# What you are asked to do
Work through the data line by line, gathering every line that has the word "suisse".

# Data lines
···

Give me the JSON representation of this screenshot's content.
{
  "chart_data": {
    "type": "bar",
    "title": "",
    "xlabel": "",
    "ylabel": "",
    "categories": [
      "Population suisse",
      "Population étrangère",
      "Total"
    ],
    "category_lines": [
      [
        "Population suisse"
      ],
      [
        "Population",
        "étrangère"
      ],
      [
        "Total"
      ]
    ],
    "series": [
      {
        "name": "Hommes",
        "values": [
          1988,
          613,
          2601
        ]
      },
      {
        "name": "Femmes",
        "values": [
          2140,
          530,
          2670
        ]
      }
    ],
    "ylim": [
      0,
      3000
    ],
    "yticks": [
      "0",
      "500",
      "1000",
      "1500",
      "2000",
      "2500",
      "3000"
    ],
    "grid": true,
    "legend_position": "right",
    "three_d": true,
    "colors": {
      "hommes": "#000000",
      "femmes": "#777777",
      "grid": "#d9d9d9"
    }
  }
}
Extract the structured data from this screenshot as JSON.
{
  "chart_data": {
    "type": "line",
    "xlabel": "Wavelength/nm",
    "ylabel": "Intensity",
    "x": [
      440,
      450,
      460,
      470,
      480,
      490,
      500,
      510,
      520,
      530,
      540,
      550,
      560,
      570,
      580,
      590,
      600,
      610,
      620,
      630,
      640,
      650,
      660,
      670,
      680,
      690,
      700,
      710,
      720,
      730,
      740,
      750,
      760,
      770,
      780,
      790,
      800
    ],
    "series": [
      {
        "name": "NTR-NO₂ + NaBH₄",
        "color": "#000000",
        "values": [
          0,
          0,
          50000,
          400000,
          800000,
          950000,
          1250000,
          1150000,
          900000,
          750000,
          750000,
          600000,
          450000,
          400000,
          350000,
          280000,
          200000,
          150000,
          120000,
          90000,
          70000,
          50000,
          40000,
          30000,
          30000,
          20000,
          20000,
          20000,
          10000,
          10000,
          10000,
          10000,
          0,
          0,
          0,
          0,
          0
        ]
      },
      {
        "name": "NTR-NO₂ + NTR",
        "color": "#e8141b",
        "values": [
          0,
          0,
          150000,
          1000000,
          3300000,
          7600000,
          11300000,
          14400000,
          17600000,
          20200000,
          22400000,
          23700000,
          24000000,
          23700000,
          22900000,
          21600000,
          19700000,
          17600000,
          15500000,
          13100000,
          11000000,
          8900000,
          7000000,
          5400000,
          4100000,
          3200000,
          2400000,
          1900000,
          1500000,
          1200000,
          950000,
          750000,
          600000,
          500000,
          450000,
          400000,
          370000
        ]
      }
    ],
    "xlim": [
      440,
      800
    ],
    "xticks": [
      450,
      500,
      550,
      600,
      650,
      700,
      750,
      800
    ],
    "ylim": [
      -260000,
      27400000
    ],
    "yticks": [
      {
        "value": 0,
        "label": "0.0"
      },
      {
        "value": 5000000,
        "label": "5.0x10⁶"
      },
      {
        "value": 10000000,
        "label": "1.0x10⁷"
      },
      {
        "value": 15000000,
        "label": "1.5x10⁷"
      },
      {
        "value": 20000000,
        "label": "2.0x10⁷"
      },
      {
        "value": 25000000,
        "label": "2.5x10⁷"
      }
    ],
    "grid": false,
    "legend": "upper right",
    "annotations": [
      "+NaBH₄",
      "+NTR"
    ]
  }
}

···

# Exercise result
      "Population suisse",
        "Population suisse"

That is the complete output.